EXERCISE — Show every line that has the string "Logfile" in it.

• • • • • • •

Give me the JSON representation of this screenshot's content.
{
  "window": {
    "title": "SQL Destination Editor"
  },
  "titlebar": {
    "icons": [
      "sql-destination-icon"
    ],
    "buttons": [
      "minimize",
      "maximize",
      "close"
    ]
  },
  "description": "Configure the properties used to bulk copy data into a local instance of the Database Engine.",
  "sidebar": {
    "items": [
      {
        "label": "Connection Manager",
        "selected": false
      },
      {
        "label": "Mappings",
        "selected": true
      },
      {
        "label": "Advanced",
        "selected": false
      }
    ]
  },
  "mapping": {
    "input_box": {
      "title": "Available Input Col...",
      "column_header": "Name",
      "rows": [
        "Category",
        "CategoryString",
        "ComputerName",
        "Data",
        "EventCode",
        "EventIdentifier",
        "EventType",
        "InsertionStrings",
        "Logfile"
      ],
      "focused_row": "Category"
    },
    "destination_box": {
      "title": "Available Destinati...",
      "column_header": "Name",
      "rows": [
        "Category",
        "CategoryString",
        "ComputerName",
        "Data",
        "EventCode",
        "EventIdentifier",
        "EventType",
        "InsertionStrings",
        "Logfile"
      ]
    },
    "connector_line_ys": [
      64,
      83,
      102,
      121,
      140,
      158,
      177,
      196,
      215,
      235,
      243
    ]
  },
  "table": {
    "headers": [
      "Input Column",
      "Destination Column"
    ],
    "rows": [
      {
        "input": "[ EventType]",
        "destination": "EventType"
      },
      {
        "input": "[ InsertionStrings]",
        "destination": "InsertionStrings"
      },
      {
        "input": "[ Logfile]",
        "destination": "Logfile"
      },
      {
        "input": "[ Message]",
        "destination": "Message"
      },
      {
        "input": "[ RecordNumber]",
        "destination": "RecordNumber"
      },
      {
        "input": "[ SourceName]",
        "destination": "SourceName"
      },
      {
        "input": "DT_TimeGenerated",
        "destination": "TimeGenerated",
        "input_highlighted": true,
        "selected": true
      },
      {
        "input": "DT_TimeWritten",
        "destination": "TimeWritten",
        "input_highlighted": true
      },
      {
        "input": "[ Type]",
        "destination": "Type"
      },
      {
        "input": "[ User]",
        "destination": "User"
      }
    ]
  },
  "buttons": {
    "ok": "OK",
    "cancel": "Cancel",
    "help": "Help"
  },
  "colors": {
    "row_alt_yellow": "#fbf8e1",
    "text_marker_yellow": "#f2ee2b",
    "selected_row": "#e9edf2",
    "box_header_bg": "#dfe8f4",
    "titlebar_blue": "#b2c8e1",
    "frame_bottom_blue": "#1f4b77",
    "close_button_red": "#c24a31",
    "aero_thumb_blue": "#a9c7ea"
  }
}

• • • • • • •

THE RESPONSE —
        "Logfile"
        "Logfile"
        "input": "[ Logfile]",
        "destination": "Logfile"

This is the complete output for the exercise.